**THE REQUEST:** Omit all pictures and give the records below again exactly as written.

[Records from a collection of figures]
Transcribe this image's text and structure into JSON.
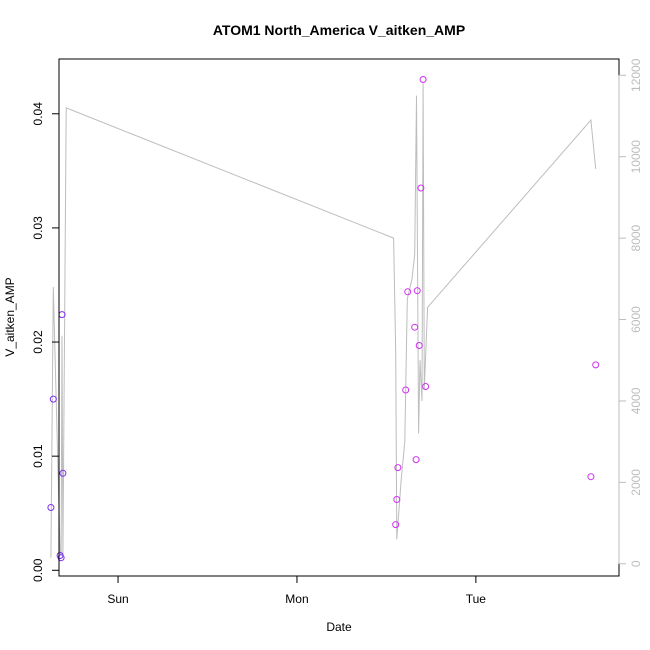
{
  "chart_data": {
    "type": "scatter",
    "title": "ATOM1 North_America V_aitken_AMP",
    "xlabel": "Date",
    "ylabel": "V_aitken_AMP",
    "x_unit": "days",
    "x_ticks": [
      {
        "value": 1.0,
        "label": "Sun"
      },
      {
        "value": 2.0,
        "label": "Mon"
      },
      {
        "value": 3.0,
        "label": "Tue"
      }
    ],
    "xlim": [
      0.67,
      3.8
    ],
    "ylim": [
      -0.0005,
      0.0448
    ],
    "y_ticks": [
      0.0,
      0.01,
      0.02,
      0.03,
      0.04
    ],
    "y_tick_labels": [
      "0.00",
      "0.01",
      "0.02",
      "0.03",
      "0.04"
    ],
    "y2lim": [
      -300,
      12400
    ],
    "y2_ticks": [
      0,
      2000,
      4000,
      6000,
      8000,
      10000,
      12000
    ],
    "y2_tick_labels": [
      "0",
      "2000",
      "4000",
      "6000",
      "8000",
      "10000",
      "12000"
    ],
    "points": [
      {
        "x": 0.625,
        "y": 0.0055,
        "color": "#7b2ff0"
      },
      {
        "x": 0.638,
        "y": 0.015,
        "color": "#7b2ff0"
      },
      {
        "x": 0.676,
        "y": 0.0013,
        "color": "#7b2ff0"
      },
      {
        "x": 0.682,
        "y": 0.0011,
        "color": "#7b2ff0"
      },
      {
        "x": 0.687,
        "y": 0.0224,
        "color": "#7b2ff0"
      },
      {
        "x": 0.692,
        "y": 0.0085,
        "color": "#7b2ff0"
      },
      {
        "x": 2.552,
        "y": 0.004,
        "color": "#d030f0"
      },
      {
        "x": 2.558,
        "y": 0.0062,
        "color": "#d030f0"
      },
      {
        "x": 2.564,
        "y": 0.009,
        "color": "#d030f0"
      },
      {
        "x": 2.608,
        "y": 0.0158,
        "color": "#d030f0"
      },
      {
        "x": 2.619,
        "y": 0.0244,
        "color": "#d030f0"
      },
      {
        "x": 2.658,
        "y": 0.0213,
        "color": "#d030f0"
      },
      {
        "x": 2.666,
        "y": 0.0097,
        "color": "#d030f0"
      },
      {
        "x": 2.672,
        "y": 0.0245,
        "color": "#d030f0"
      },
      {
        "x": 2.683,
        "y": 0.0197,
        "color": "#d030f0"
      },
      {
        "x": 2.693,
        "y": 0.0335,
        "color": "#d030f0"
      },
      {
        "x": 2.705,
        "y": 0.043,
        "color": "#d030f0"
      },
      {
        "x": 2.719,
        "y": 0.0161,
        "color": "#d030f0"
      },
      {
        "x": 3.643,
        "y": 0.0082,
        "color": "#d030f0"
      },
      {
        "x": 3.67,
        "y": 0.018,
        "color": "#d030f0"
      }
    ],
    "line_series": {
      "axis": "right",
      "color": "#bdbdbd",
      "x": [
        0.625,
        0.638,
        0.676,
        0.682,
        0.687,
        0.692,
        0.71,
        2.54,
        2.552,
        2.558,
        2.583,
        2.603,
        2.617,
        2.643,
        2.658,
        2.668,
        2.68,
        2.688,
        2.699,
        2.705,
        2.712,
        2.73,
        3.643,
        3.67
      ],
      "y": [
        150,
        6800,
        300,
        200,
        5600,
        200,
        11200,
        8000,
        5200,
        600,
        2100,
        3000,
        6500,
        7000,
        7600,
        11500,
        3200,
        5000,
        4000,
        11800,
        4300,
        6300,
        10900,
        9700
      ]
    }
  }
}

**REPLY TO THE TASK:**
Transcribe this image's text and structure into JSON.
{
  "chart_data": {
    "type": "scatter",
    "title": "ATOM1 North_America V_aitken_AMP",
    "xlabel": "Date",
    "ylabel": "V_aitken_AMP",
    "x_unit": "days",
    "x_ticks": [
      {
        "value": 1.0,
        "label": "Sun"
      },
      {
        "value": 2.0,
        "label": "Mon"
      },
      {
        "value": 3.0,
        "label": "Tue"
      }
    ],
    "xlim": [
      0.67,
      3.8
    ],
    "ylim": [
      -0.0005,
      0.0448
    ],
    "y_ticks": [
      0.0,
      0.01,
      0.02,
      0.03,
      0.04
    ],
    "y_tick_labels": [
      "0.00",
      "0.01",
      "0.02",
      "0.03",
      "0.04"
    ],
    "y2lim": [
      -300,
      12400
    ],
    "y2_ticks": [
      0,
      2000,
      4000,
      6000,
      8000,
      10000,
      12000
    ],
    "y2_tick_labels": [
      "0",
      "2000",
      "4000",
      "6000",
      "8000",
      "10000",
      "12000"
    ],
    "points": [
      {
        "x": 0.625,
        "y": 0.0055,
        "color": "#7b2ff0"
      },
      {
        "x": 0.638,
        "y": 0.015,
        "color": "#7b2ff0"
      },
      {
        "x": 0.676,
        "y": 0.0013,
        "color": "#7b2ff0"
      },
      {
        "x": 0.682,
        "y": 0.0011,
        "color": "#7b2ff0"
      },
      {
        "x": 0.687,
        "y": 0.0224,
        "color": "#7b2ff0"
      },
      {
        "x": 0.692,
        "y": 0.0085,
        "color": "#7b2ff0"
      },
      {
        "x": 2.552,
        "y": 0.004,
        "color": "#d030f0"
      },
      {
        "x": 2.558,
        "y": 0.0062,
        "color": "#d030f0"
      },
      {
        "x": 2.564,
        "y": 0.009,
        "color": "#d030f0"
      },
      {
        "x": 2.608,
        "y": 0.0158,
        "color": "#d030f0"
      },
      {
        "x": 2.619,
        "y": 0.0244,
        "color": "#d030f0"
      },
      {
        "x": 2.658,
        "y": 0.0213,
        "color": "#d030f0"
      },
      {
        "x": 2.666,
        "y": 0.0097,
        "color": "#d030f0"
      },
      {
        "x": 2.672,
        "y": 0.0245,
        "color": "#d030f0"
      },
      {
        "x": 2.683,
        "y": 0.0197,
        "color": "#d030f0"
      },
      {
        "x": 2.693,
        "y": 0.0335,
        "color": "#d030f0"
      },
      {
        "x": 2.705,
        "y": 0.043,
        "color": "#d030f0"
      },
      {
        "x": 2.719,
        "y": 0.0161,
        "color": "#d030f0"
      },
      {
        "x": 3.643,
        "y": 0.0082,
        "color": "#d030f0"
      },
      {
        "x": 3.67,
        "y": 0.018,
        "color": "#d030f0"
      }
    ],
    "line_series": {
      "axis": "right",
      "color": "#bdbdbd",
      "x": [
        0.625,
        0.638,
        0.676,
        0.682,
        0.687,
        0.692,
        0.71,
        2.54,
        2.552,
        2.558,
        2.583,
        2.603,
        2.617,
        2.643,
        2.658,
        2.668,
        2.68,
        2.688,
        2.699,
        2.705,
        2.712,
        2.73,
        3.643,
        3.67
      ],
      "y": [
        150,
        6800,
        300,
        200,
        5600,
        200,
        11200,
        8000,
        5200,
        600,
        2100,
        3000,
        6500,
        7000,
        7600,
        11500,
        3200,
        5000,
        4000,
        11800,
        4300,
        6300,
        10900,
        9700
      ]
    }
  }
}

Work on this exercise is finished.